WRITTEN REQUEST:
Provide an exact copy of the data, excluding the images.

═══ SUPPLIED RECORDS

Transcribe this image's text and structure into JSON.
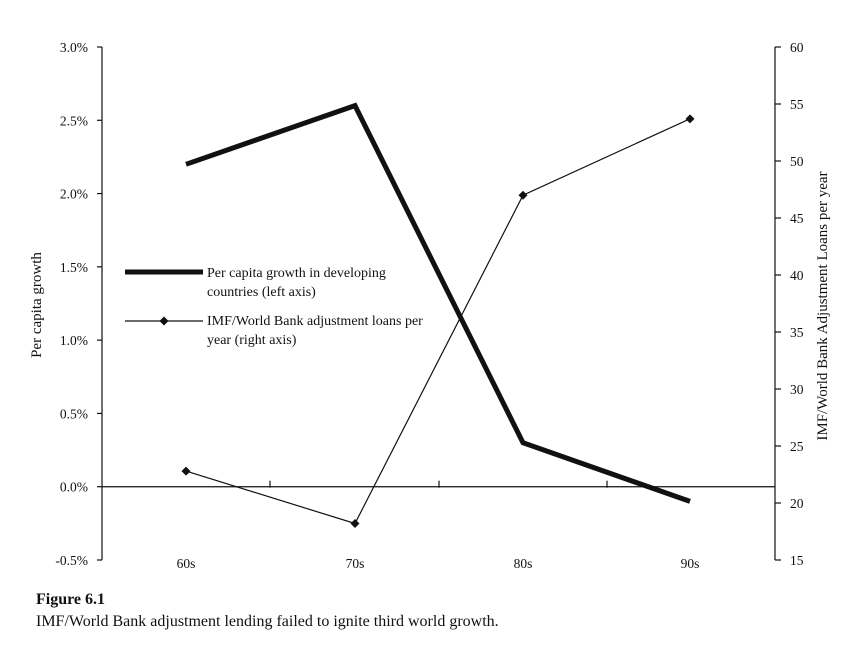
{
  "chart_data": {
    "type": "line",
    "categories": [
      "60s",
      "70s",
      "80s",
      "90s"
    ],
    "series": [
      {
        "name": "Per capita growth in developing countries (left axis)",
        "axis": "left",
        "values": [
          2.2,
          2.6,
          0.3,
          -0.1
        ],
        "style": "thick"
      },
      {
        "name": "IMF/World Bank adjustment loans per year (right axis)",
        "axis": "right",
        "values": [
          22.8,
          18.2,
          47.0,
          53.7
        ],
        "style": "thin-diamond"
      }
    ],
    "ylabel_left": "Per capita growth",
    "ylabel_right": "IMF/World Bank Adjustment Loans per year",
    "ylim_left": [
      -0.5,
      3.0
    ],
    "ylim_right": [
      15,
      60
    ],
    "yticks_left": [
      "-0.5%",
      "0.0%",
      "0.5%",
      "1.0%",
      "1.5%",
      "2.0%",
      "2.5%",
      "3.0%"
    ],
    "yticks_right": [
      "15",
      "20",
      "25",
      "30",
      "35",
      "40",
      "45",
      "50",
      "55",
      "60"
    ],
    "legend": {
      "placement": "center-left",
      "entries": [
        [
          "Per capita growth in developing",
          "countries (left axis)"
        ],
        [
          "IMF/World Bank adjustment loans per",
          "year (right axis)"
        ]
      ]
    },
    "grid": false
  },
  "caption": {
    "number": "Figure 6.1",
    "text": "IMF/World Bank adjustment lending failed to ignite third world growth."
  }
}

══════

RESPONSE TO THIS TASK:
Transcribe this image's text and structure into JSON.
{
  "chart_data": {
    "type": "line",
    "categories": [
      "60s",
      "70s",
      "80s",
      "90s"
    ],
    "series": [
      {
        "name": "Per capita growth in developing countries (left axis)",
        "axis": "left",
        "values": [
          2.2,
          2.6,
          0.3,
          -0.1
        ],
        "style": "thick"
      },
      {
        "name": "IMF/World Bank adjustment loans per year (right axis)",
        "axis": "right",
        "values": [
          22.8,
          18.2,
          47.0,
          53.7
        ],
        "style": "thin-diamond"
      }
    ],
    "ylabel_left": "Per capita growth",
    "ylabel_right": "IMF/World Bank Adjustment Loans per year",
    "ylim_left": [
      -0.5,
      3.0
    ],
    "ylim_right": [
      15,
      60
    ],
    "yticks_left": [
      "-0.5%",
      "0.0%",
      "0.5%",
      "1.0%",
      "1.5%",
      "2.0%",
      "2.5%",
      "3.0%"
    ],
    "yticks_right": [
      "15",
      "20",
      "25",
      "30",
      "35",
      "40",
      "45",
      "50",
      "55",
      "60"
    ],
    "legend": {
      "placement": "center-left",
      "entries": [
        [
          "Per capita growth in developing",
          "countries (left axis)"
        ],
        [
          "IMF/World Bank adjustment loans per",
          "year (right axis)"
        ]
      ]
    },
    "grid": false
  },
  "caption": {
    "number": "Figure 6.1",
    "text": "IMF/World Bank adjustment lending failed to ignite third world growth."
  }
}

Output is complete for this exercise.